TASK OBJECTIVE: Select each line where the word "image" appears.

DATASET:
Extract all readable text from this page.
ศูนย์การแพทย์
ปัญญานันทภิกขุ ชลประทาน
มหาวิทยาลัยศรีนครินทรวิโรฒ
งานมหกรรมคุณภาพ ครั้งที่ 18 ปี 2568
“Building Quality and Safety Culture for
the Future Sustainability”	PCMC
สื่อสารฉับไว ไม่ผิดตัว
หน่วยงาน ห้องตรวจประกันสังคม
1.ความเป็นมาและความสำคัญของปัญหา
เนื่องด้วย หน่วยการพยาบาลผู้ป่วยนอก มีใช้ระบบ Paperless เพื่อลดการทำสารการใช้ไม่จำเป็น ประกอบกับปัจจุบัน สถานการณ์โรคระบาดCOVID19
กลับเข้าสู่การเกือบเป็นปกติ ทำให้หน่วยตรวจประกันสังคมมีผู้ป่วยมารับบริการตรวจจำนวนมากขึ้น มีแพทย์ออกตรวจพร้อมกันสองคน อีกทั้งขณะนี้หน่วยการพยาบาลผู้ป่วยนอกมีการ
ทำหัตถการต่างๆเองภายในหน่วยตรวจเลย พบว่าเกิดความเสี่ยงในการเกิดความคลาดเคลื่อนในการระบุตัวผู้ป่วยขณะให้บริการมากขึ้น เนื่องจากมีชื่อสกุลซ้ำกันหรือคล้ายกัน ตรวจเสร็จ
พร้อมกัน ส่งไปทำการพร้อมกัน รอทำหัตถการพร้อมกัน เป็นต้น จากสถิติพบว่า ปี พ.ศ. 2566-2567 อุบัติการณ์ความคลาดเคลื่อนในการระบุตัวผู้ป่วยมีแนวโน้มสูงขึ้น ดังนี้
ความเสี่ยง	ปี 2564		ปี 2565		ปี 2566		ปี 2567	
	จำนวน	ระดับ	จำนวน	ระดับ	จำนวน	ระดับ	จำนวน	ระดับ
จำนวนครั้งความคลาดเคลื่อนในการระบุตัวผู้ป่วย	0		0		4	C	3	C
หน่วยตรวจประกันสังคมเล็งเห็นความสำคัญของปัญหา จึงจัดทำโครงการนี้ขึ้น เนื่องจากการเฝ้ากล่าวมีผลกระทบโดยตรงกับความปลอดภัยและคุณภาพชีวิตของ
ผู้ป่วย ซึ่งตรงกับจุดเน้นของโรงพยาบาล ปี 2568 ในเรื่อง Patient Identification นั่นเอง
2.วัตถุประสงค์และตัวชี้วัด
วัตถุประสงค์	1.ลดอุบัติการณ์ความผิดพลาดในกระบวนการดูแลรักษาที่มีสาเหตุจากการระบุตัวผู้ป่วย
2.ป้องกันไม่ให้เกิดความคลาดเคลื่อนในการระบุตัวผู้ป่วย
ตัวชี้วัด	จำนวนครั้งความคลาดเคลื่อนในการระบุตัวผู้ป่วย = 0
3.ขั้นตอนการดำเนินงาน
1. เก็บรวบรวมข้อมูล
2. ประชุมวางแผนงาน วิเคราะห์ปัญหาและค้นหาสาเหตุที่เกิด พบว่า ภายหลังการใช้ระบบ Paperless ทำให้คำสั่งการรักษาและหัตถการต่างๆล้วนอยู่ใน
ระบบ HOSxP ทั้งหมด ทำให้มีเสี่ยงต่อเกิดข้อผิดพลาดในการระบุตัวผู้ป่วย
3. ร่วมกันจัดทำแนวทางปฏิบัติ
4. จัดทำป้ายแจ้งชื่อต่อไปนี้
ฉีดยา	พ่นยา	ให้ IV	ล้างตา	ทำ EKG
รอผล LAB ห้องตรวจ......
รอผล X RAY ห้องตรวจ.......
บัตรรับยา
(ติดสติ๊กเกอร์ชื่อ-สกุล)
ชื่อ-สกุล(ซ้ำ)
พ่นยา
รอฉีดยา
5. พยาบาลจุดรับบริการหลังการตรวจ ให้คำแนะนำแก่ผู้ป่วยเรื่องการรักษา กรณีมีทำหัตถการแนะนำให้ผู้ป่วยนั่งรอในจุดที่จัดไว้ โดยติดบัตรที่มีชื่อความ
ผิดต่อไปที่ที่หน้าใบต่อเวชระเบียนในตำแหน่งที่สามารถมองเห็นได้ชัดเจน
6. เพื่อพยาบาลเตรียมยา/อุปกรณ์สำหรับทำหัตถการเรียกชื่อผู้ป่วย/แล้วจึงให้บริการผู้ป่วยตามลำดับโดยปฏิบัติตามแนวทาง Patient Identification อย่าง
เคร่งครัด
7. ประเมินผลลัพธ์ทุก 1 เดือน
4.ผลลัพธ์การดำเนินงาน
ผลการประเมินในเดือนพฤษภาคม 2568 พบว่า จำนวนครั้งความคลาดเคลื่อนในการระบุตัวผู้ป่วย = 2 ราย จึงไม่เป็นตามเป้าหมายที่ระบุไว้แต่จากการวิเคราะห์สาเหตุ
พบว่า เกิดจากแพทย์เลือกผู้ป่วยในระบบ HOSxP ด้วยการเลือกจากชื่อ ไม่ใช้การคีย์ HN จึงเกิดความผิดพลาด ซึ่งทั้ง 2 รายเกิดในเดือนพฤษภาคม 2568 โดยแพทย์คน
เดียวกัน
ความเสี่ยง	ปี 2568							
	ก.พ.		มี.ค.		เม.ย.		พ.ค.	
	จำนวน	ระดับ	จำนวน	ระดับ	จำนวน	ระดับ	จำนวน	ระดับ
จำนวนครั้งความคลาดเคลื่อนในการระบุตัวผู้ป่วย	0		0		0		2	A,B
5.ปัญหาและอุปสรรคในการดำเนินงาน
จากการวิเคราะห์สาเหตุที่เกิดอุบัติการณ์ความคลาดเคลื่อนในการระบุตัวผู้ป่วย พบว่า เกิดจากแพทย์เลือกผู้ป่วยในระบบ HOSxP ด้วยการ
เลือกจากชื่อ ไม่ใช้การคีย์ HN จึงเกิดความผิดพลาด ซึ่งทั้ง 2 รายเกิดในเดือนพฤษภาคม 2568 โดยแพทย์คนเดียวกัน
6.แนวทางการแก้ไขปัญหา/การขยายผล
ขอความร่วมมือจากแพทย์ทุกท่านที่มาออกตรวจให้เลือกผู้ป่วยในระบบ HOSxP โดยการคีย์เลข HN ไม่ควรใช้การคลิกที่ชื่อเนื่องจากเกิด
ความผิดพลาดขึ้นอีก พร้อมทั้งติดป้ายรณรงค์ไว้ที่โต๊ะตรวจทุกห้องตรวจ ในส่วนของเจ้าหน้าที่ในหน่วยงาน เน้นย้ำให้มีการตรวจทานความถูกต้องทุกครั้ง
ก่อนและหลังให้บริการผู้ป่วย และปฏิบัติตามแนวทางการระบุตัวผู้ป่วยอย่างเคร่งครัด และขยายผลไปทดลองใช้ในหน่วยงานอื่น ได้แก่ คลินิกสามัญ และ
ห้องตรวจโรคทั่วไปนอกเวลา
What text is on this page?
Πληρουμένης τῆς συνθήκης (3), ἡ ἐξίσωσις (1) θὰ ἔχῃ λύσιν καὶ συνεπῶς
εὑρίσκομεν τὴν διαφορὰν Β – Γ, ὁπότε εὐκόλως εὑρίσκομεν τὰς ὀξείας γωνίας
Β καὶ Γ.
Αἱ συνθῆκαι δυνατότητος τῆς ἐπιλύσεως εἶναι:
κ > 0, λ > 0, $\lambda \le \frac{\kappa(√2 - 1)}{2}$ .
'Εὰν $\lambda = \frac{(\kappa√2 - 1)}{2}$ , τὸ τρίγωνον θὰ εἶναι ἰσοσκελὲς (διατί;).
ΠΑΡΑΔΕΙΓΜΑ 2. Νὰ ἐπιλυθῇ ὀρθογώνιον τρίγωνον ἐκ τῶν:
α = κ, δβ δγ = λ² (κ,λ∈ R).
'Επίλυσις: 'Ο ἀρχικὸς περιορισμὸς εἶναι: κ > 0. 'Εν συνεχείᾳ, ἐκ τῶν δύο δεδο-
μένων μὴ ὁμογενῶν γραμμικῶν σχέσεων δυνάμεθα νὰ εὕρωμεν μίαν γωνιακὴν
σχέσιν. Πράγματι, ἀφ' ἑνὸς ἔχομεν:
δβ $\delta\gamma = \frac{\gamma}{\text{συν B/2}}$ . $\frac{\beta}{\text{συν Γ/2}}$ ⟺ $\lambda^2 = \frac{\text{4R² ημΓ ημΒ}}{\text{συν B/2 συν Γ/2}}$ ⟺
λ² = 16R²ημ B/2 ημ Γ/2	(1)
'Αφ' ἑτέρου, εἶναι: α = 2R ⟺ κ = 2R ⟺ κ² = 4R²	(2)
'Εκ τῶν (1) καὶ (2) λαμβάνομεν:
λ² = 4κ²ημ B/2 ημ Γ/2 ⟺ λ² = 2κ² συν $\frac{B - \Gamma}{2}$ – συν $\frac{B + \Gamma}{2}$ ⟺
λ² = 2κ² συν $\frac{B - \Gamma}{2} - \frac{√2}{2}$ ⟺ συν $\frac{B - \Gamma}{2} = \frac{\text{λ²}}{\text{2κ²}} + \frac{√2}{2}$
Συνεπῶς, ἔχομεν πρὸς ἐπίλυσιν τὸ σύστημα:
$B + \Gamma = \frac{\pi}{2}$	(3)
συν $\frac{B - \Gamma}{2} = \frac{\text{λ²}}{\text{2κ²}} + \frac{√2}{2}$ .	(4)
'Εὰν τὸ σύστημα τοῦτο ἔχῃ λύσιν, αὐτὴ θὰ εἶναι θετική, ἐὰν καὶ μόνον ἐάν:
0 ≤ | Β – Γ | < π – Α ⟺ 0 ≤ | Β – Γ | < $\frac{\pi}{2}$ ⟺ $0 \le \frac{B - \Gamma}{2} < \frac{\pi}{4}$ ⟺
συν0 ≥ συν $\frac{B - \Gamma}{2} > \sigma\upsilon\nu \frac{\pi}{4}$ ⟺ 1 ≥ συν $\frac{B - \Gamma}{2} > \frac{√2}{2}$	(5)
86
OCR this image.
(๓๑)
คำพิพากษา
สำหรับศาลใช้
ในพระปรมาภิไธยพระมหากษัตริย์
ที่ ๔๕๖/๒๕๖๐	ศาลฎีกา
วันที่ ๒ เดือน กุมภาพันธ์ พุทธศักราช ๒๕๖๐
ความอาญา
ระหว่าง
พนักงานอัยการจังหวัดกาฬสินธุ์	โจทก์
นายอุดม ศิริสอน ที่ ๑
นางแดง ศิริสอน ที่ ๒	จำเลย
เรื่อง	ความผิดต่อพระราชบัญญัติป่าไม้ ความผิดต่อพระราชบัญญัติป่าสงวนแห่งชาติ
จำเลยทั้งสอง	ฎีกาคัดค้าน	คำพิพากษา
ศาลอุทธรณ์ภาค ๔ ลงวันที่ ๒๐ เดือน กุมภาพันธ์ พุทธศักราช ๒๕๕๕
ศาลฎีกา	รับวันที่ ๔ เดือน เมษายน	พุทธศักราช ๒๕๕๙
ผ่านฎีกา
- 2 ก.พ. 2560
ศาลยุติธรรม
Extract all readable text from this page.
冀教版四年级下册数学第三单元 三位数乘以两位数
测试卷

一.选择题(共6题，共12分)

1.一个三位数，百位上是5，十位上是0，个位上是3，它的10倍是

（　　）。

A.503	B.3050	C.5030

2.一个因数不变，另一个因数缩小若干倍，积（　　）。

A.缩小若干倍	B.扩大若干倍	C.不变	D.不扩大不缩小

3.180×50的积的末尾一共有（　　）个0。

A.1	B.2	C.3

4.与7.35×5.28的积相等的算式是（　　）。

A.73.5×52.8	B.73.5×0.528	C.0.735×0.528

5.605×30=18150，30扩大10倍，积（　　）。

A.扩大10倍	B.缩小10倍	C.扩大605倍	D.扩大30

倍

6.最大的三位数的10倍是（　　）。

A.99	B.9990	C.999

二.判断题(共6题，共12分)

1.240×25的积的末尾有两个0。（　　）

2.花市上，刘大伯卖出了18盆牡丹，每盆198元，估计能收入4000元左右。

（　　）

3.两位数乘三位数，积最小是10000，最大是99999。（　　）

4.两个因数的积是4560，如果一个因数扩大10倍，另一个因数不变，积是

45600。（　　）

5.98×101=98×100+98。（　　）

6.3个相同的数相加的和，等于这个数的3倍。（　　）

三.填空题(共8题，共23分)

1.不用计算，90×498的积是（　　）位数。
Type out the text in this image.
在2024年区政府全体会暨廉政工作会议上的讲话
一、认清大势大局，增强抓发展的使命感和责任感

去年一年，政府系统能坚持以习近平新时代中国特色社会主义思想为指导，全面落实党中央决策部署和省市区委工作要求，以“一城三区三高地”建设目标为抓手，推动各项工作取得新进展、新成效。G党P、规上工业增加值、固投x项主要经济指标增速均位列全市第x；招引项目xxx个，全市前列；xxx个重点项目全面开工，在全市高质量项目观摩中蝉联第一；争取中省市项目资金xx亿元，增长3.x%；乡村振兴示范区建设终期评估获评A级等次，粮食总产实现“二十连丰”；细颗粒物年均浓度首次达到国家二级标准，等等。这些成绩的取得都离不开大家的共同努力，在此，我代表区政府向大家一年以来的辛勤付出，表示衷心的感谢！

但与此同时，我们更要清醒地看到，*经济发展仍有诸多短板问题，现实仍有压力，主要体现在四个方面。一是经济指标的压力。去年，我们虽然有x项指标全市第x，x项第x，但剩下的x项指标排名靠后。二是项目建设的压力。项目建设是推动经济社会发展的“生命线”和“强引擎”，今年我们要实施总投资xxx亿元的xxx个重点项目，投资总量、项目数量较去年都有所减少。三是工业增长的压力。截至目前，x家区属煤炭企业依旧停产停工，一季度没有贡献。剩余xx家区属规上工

PROBLEM SOLUTION:
OCR this image.
Type out the text in this image.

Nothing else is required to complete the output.